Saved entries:
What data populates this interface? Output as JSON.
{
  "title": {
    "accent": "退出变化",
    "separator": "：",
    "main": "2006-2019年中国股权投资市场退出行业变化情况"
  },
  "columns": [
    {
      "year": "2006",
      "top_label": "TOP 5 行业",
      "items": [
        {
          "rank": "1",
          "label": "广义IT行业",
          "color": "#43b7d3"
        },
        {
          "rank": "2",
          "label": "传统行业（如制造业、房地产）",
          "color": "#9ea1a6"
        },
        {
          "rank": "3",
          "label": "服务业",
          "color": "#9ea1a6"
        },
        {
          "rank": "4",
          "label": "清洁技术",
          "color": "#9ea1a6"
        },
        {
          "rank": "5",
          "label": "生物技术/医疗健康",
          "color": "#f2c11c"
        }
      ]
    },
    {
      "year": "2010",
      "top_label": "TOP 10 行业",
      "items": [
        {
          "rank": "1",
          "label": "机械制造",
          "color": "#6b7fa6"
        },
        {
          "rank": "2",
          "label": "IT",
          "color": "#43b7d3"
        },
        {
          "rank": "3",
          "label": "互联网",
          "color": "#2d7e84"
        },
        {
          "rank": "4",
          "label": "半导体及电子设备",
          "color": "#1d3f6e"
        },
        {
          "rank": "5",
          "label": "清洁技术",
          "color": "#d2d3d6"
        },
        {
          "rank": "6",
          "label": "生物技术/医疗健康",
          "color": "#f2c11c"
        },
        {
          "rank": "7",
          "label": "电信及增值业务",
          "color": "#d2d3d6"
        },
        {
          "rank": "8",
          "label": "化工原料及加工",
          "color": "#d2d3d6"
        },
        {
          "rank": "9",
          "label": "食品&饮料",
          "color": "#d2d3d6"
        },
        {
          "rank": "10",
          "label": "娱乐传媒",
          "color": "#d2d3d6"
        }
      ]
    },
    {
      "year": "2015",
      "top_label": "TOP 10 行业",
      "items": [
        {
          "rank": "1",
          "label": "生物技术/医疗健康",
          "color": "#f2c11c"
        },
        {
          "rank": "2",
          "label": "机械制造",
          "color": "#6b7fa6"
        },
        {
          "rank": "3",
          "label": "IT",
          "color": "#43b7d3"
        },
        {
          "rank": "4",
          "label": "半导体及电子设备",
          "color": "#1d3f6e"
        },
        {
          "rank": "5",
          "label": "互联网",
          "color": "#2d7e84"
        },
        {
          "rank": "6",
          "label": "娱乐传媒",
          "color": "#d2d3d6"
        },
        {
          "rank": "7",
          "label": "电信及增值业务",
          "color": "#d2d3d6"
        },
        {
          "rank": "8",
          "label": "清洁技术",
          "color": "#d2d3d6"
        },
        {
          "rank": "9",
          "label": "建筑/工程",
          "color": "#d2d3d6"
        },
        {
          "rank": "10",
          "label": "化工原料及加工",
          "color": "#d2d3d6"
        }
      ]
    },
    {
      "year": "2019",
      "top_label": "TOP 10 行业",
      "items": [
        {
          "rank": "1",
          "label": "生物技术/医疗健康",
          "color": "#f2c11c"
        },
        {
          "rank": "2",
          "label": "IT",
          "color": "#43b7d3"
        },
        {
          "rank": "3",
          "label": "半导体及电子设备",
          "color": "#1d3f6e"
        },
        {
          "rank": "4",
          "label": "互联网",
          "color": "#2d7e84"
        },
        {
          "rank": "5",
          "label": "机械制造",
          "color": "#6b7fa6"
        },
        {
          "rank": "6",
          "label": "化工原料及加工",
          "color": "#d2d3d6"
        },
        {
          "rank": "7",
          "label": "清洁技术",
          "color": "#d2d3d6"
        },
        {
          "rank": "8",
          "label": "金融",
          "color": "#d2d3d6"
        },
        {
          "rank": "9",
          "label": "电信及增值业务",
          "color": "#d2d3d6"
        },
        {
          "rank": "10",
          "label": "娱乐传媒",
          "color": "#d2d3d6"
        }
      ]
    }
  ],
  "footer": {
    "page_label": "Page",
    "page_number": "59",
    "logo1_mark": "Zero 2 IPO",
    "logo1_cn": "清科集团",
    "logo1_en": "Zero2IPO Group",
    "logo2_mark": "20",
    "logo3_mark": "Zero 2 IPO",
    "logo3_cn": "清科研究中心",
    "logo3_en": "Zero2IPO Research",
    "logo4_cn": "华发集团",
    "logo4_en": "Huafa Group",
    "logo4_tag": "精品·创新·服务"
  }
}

Requirements: In full and verbatim, repeat the records given above.

Exercise solution:
What data populates this interface? Output as JSON.
{
  "title": {
    "accent": "退出变化",
    "separator": "：",
    "main": "2006-2019年中国股权投资市场退出行业变化情况"
  },
  "columns": [
    {
      "year": "2006",
      "top_label": "TOP 5 行业",
      "items": [
        {
          "rank": "1",
          "label": "广义IT行业",
          "color": "#43b7d3"
        },
        {
          "rank": "2",
          "label": "传统行业（如制造业、房地产）",
          "color": "#9ea1a6"
        },
        {
          "rank": "3",
          "label": "服务业",
          "color": "#9ea1a6"
        },
        {
          "rank": "4",
          "label": "清洁技术",
          "color": "#9ea1a6"
        },
        {
          "rank": "5",
          "label": "生物技术/医疗健康",
          "color": "#f2c11c"
        }
      ]
    },
    {
      "year": "2010",
      "top_label": "TOP 10 行业",
      "items": [
        {
          "rank": "1",
          "label": "机械制造",
          "color": "#6b7fa6"
        },
        {
          "rank": "2",
          "label": "IT",
          "color": "#43b7d3"
        },
        {
          "rank": "3",
          "label": "互联网",
          "color": "#2d7e84"
        },
        {
          "rank": "4",
          "label": "半导体及电子设备",
          "color": "#1d3f6e"
        },
        {
          "rank": "5",
          "label": "清洁技术",
          "color": "#d2d3d6"
        },
        {
          "rank": "6",
          "label": "生物技术/医疗健康",
          "color": "#f2c11c"
        },
        {
          "rank": "7",
          "label": "电信及增值业务",
          "color": "#d2d3d6"
        },
        {
          "rank": "8",
          "label": "化工原料及加工",
          "color": "#d2d3d6"
        },
        {
          "rank": "9",
          "label": "食品&饮料",
          "color": "#d2d3d6"
        },
        {
          "rank": "10",
          "label": "娱乐传媒",
          "color": "#d2d3d6"
        }
      ]
    },
    {
      "year": "2015",
      "top_label": "TOP 10 行业",
      "items": [
        {
          "rank": "1",
          "label": "生物技术/医疗健康",
          "color": "#f2c11c"
        },
        {
          "rank": "2",
          "label": "机械制造",
          "color": "#6b7fa6"
        },
        {
          "rank": "3",
          "label": "IT",
          "color": "#43b7d3"
        },
        {
          "rank": "4",
          "label": "半导体及电子设备",
          "color": "#1d3f6e"
        },
        {
          "rank": "5",
          "label": "互联网",
          "color": "#2d7e84"
        },
        {
          "rank": "6",
          "label": "娱乐传媒",
          "color": "#d2d3d6"
        },
        {
          "rank": "7",
          "label": "电信及增值业务",
          "color": "#d2d3d6"
        },
        {
          "rank": "8",
          "label": "清洁技术",
          "color": "#d2d3d6"
        },
        {
          "rank": "9",
          "label": "建筑/工程",
          "color": "#d2d3d6"
        },
        {
          "rank": "10",
          "label": "化工原料及加工",
          "color": "#d2d3d6"
        }
      ]
    },
    {
      "year": "2019",
      "top_label": "TOP 10 行业",
      "items": [
        {
          "rank": "1",
          "label": "生物技术/医疗健康",
          "color": "#f2c11c"
        },
        {
          "rank": "2",
          "label": "IT",
          "color": "#43b7d3"
        },
        {
          "rank": "3",
          "label": "半导体及电子设备",
          "color": "#1d3f6e"
        },
        {
          "rank": "4",
          "label": "互联网",
          "color": "#2d7e84"
        },
        {
          "rank": "5",
          "label": "机械制造",
          "color": "#6b7fa6"
        },
        {
          "rank": "6",
          "label": "化工原料及加工",
          "color": "#d2d3d6"
        },
        {
          "rank": "7",
          "label": "清洁技术",
          "color": "#d2d3d6"
        },
        {
          "rank": "8",
          "label": "金融",
          "color": "#d2d3d6"
        },
        {
          "rank": "9",
          "label": "电信及增值业务",
          "color": "#d2d3d6"
        },
        {
          "rank": "10",
          "label": "娱乐传媒",
          "color": "#d2d3d6"
        }
      ]
    }
  ],
  "footer": {
    "page_label": "Page",
    "page_number": "59",
    "logo1_mark": "Zero 2 IPO",
    "logo1_cn": "清科集团",
    "logo1_en": "Zero2IPO Group",
    "logo2_mark": "20",
    "logo3_mark": "Zero 2 IPO",
    "logo3_cn": "清科研究中心",
    "logo3_en": "Zero2IPO Research",
    "logo4_cn": "华发集团",
    "logo4_en": "Huafa Group",
    "logo4_tag": "精品·创新·服务"
  }
}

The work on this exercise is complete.